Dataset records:
--

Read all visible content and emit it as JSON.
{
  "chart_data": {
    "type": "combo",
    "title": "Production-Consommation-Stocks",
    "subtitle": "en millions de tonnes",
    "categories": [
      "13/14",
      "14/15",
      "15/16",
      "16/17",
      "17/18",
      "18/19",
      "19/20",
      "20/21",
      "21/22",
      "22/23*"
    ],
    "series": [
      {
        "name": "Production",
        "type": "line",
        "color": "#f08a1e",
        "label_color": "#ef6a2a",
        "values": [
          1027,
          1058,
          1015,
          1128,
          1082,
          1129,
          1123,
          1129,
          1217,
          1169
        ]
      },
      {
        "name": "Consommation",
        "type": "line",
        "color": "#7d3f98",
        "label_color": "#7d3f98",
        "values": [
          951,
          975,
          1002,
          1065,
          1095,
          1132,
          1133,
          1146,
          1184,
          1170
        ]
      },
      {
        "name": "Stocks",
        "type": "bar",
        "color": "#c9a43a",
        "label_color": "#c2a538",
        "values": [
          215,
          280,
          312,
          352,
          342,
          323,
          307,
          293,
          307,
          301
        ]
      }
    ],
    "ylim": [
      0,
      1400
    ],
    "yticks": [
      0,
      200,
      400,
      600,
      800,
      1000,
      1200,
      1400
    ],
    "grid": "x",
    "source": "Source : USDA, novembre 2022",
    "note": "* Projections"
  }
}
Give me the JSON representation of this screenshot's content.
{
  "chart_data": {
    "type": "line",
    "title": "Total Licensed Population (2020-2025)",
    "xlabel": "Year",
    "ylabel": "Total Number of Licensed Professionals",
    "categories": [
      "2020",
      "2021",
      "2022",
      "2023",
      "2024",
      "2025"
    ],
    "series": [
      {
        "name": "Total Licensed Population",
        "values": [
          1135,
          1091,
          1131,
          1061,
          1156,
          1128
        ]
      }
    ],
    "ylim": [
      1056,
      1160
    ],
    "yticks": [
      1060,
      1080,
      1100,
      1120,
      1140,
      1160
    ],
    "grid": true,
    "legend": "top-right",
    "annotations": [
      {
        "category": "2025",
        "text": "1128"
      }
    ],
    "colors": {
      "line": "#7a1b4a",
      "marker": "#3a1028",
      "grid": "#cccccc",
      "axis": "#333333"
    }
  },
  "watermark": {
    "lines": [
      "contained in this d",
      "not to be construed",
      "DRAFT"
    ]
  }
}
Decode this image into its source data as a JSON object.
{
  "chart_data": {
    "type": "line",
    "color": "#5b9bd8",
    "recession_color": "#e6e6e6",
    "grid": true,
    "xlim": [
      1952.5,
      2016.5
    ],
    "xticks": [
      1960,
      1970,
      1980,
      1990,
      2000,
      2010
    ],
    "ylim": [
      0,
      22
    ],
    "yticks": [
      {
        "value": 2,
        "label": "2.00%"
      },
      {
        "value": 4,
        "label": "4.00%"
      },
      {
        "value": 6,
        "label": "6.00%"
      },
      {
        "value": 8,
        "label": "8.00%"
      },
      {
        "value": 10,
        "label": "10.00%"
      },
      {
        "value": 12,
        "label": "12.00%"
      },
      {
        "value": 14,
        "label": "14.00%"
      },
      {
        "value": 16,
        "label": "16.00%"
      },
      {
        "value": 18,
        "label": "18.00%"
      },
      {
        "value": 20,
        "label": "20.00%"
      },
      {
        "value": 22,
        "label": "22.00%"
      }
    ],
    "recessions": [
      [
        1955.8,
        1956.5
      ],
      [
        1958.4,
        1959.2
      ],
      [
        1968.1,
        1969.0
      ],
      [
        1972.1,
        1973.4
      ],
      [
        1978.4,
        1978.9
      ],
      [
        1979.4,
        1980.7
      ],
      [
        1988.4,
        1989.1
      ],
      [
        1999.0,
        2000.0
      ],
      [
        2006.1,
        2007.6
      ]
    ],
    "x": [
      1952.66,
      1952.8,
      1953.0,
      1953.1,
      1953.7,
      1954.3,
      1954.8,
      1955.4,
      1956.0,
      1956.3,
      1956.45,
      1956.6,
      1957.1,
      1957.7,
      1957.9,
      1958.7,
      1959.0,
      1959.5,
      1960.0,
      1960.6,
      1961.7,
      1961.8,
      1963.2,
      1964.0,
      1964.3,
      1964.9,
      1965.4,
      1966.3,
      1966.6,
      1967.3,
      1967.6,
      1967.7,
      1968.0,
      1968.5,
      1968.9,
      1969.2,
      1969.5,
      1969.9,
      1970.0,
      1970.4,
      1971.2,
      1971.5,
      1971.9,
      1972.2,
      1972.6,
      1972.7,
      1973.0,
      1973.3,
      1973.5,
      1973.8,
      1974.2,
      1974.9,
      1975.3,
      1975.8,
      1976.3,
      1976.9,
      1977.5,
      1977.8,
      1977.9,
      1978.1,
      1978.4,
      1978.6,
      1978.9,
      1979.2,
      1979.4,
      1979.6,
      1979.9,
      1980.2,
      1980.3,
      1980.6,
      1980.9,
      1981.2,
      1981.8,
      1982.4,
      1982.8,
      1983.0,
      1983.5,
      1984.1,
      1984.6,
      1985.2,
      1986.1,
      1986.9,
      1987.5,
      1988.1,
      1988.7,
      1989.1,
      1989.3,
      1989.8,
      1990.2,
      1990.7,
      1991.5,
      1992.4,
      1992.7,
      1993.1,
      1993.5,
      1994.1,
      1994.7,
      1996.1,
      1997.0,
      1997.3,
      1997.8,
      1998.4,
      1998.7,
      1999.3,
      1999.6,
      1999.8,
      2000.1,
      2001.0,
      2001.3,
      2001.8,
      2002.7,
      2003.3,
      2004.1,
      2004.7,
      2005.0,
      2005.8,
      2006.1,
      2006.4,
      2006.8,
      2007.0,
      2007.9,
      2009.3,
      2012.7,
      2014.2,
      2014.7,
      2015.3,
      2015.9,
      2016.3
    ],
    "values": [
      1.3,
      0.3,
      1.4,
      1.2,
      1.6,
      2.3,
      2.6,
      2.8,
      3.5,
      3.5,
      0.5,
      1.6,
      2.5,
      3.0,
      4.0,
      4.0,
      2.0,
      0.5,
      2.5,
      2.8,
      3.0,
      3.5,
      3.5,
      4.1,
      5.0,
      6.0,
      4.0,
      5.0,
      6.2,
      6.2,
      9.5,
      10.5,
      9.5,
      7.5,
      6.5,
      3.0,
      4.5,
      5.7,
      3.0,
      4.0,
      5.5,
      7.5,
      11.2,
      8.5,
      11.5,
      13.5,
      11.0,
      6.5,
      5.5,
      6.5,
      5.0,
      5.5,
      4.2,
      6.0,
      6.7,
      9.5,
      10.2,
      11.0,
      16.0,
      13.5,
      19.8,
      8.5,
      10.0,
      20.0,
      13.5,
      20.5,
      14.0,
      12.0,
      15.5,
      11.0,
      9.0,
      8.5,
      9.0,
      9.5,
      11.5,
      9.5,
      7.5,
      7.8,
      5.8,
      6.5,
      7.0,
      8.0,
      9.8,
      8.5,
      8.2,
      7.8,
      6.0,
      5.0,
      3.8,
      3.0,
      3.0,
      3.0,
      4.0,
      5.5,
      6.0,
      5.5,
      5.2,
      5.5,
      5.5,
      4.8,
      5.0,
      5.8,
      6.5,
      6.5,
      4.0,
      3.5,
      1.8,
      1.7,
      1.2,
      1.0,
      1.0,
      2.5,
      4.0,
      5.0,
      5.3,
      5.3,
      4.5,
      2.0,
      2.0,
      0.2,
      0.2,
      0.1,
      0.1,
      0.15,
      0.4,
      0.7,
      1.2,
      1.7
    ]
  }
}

--

## Set task
Using the listing above, please repeat every entry exactly.

## Task response
Read all visible content and emit it as JSON.
{
  "chart_data": {
    "type": "combo",
    "title": "Production-Consommation-Stocks",
    "subtitle": "en millions de tonnes",
    "categories": [
      "13/14",
      "14/15",
      "15/16",
      "16/17",
      "17/18",
      "18/19",
      "19/20",
      "20/21",
      "21/22",
      "22/23*"
    ],
    "series": [
      {
        "name": "Production",
        "type": "line",
        "color": "#f08a1e",
        "label_color": "#ef6a2a",
        "values": [
          1027,
          1058,
          1015,
          1128,
          1082,
          1129,
          1123,
          1129,
          1217,
          1169
        ]
      },
      {
        "name": "Consommation",
        "type": "line",
        "color": "#7d3f98",
        "label_color": "#7d3f98",
        "values": [
          951,
          975,
          1002,
          1065,
          1095,
          1132,
          1133,
          1146,
          1184,
          1170
        ]
      },
      {
        "name": "Stocks",
        "type": "bar",
        "color": "#c9a43a",
        "label_color": "#c2a538",
        "values": [
          215,
          280,
          312,
          352,
          342,
          323,
          307,
          293,
          307,
          301
        ]
      }
    ],
    "ylim": [
      0,
      1400
    ],
    "yticks": [
      0,
      200,
      400,
      600,
      800,
      1000,
      1200,
      1400
    ],
    "grid": "x",
    "source": "Source : USDA, novembre 2022",
    "note": "* Projections"
  }
}
Give me the JSON representation of this screenshot's content.
{
  "chart_data": {
    "type": "line",
    "title": "Total Licensed Population (2020-2025)",
    "xlabel": "Year",
    "ylabel": "Total Number of Licensed Professionals",
    "categories": [
      "2020",
      "2021",
      "2022",
      "2023",
      "2024",
      "2025"
    ],
    "series": [
      {
        "name": "Total Licensed Population",
        "values": [
          1135,
          1091,
          1131,
          1061,
          1156,
          1128
        ]
      }
    ],
    "ylim": [
      1056,
      1160
    ],
    "yticks": [
      1060,
      1080,
      1100,
      1120,
      1140,
      1160
    ],
    "grid": true,
    "legend": "top-right",
    "annotations": [
      {
        "category": "2025",
        "text": "1128"
      }
    ],
    "colors": {
      "line": "#7a1b4a",
      "marker": "#3a1028",
      "grid": "#cccccc",
      "axis": "#333333"
    }
  },
  "watermark": {
    "lines": [
      "contained in this d",
      "not to be construed",
      "DRAFT"
    ]
  }
}
Decode this image into its source data as a JSON object.
{
  "chart_data": {
    "type": "line",
    "color": "#5b9bd8",
    "recession_color": "#e6e6e6",
    "grid": true,
    "xlim": [
      1952.5,
      2016.5
    ],
    "xticks": [
      1960,
      1970,
      1980,
      1990,
      2000,
      2010
    ],
    "ylim": [
      0,
      22
    ],
    "yticks": [
      {
        "value": 2,
        "label": "2.00%"
      },
      {
        "value": 4,
        "label": "4.00%"
      },
      {
        "value": 6,
        "label": "6.00%"
      },
      {
        "value": 8,
        "label": "8.00%"
      },
      {
        "value": 10,
        "label": "10.00%"
      },
      {
        "value": 12,
        "label": "12.00%"
      },
      {
        "value": 14,
        "label": "14.00%"
      },
      {
        "value": 16,
        "label": "16.00%"
      },
      {
        "value": 18,
        "label": "18.00%"
      },
      {
        "value": 20,
        "label": "20.00%"
      },
      {
        "value": 22,
        "label": "22.00%"
      }
    ],
    "recessions": [
      [
        1955.8,
        1956.5
      ],
      [
        1958.4,
        1959.2
      ],
      [
        1968.1,
        1969.0
      ],
      [
        1972.1,
        1973.4
      ],
      [
        1978.4,
        1978.9
      ],
      [
        1979.4,
        1980.7
      ],
      [
        1988.4,
        1989.1
      ],
      [
        1999.0,
        2000.0
      ],
      [
        2006.1,
        2007.6
      ]
    ],
    "x": [
      1952.66,
      1952.8,
      1953.0,
      1953.1,
      1953.7,
      1954.3,
      1954.8,
      1955.4,
      1956.0,
      1956.3,
      1956.45,
      1956.6,
      1957.1,
      1957.7,
      1957.9,
      1958.7,
      1959.0,
      1959.5,
      1960.0,
      1960.6,
      1961.7,
      1961.8,
      1963.2,
      1964.0,
      1964.3,
      1964.9,
      1965.4,
      1966.3,
      1966.6,
      1967.3,
      1967.6,
      1967.7,
      1968.0,
      1968.5,
      1968.9,
      1969.2,
      1969.5,
      1969.9,
      1970.0,
      1970.4,
      1971.2,
      1971.5,
      1971.9,
      1972.2,
      1972.6,
      1972.7,
      1973.0,
      1973.3,
      1973.5,
      1973.8,
      1974.2,
      1974.9,
      1975.3,
      1975.8,
      1976.3,
      1976.9,
      1977.5,
      1977.8,
      1977.9,
      1978.1,
      1978.4,
      1978.6,
      1978.9,
      1979.2,
      1979.4,
      1979.6,
      1979.9,
      1980.2,
      1980.3,
      1980.6,
      1980.9,
      1981.2,
      1981.8,
      1982.4,
      1982.8,
      1983.0,
      1983.5,
      1984.1,
      1984.6,
      1985.2,
      1986.1,
      1986.9,
      1987.5,
      1988.1,
      1988.7,
      1989.1,
      1989.3,
      1989.8,
      1990.2,
      1990.7,
      1991.5,
      1992.4,
      1992.7,
      1993.1,
      1993.5,
      1994.1,
      1994.7,
      1996.1,
      1997.0,
      1997.3,
      1997.8,
      1998.4,
      1998.7,
      1999.3,
      1999.6,
      1999.8,
      2000.1,
      2001.0,
      2001.3,
      2001.8,
      2002.7,
      2003.3,
      2004.1,
      2004.7,
      2005.0,
      2005.8,
      2006.1,
      2006.4,
      2006.8,
      2007.0,
      2007.9,
      2009.3,
      2012.7,
      2014.2,
      2014.7,
      2015.3,
      2015.9,
      2016.3
    ],
    "values": [
      1.3,
      0.3,
      1.4,
      1.2,
      1.6,
      2.3,
      2.6,
      2.8,
      3.5,
      3.5,
      0.5,
      1.6,
      2.5,
      3.0,
      4.0,
      4.0,
      2.0,
      0.5,
      2.5,
      2.8,
      3.0,
      3.5,
      3.5,
      4.1,
      5.0,
      6.0,
      4.0,
      5.0,
      6.2,
      6.2,
      9.5,
      10.5,
      9.5,
      7.5,
      6.5,
      3.0,
      4.5,
      5.7,
      3.0,
      4.0,
      5.5,
      7.5,
      11.2,
      8.5,
      11.5,
      13.5,
      11.0,
      6.5,
      5.5,
      6.5,
      5.0,
      5.5,
      4.2,
      6.0,
      6.7,
      9.5,
      10.2,
      11.0,
      16.0,
      13.5,
      19.8,
      8.5,
      10.0,
      20.0,
      13.5,
      20.5,
      14.0,
      12.0,
      15.5,
      11.0,
      9.0,
      8.5,
      9.0,
      9.5,
      11.5,
      9.5,
      7.5,
      7.8,
      5.8,
      6.5,
      7.0,
      8.0,
      9.8,
      8.5,
      8.2,
      7.8,
      6.0,
      5.0,
      3.8,
      3.0,
      3.0,
      3.0,
      4.0,
      5.5,
      6.0,
      5.5,
      5.2,
      5.5,
      5.5,
      4.8,
      5.0,
      5.8,
      6.5,
      6.5,
      4.0,
      3.5,
      1.8,
      1.7,
      1.2,
      1.0,
      1.0,
      2.5,
      4.0,
      5.0,
      5.3,
      5.3,
      4.5,
      2.0,
      2.0,
      0.2,
      0.2,
      0.1,
      0.1,
      0.15,
      0.4,
      0.7,
      1.2,
      1.7
    ]
  }
}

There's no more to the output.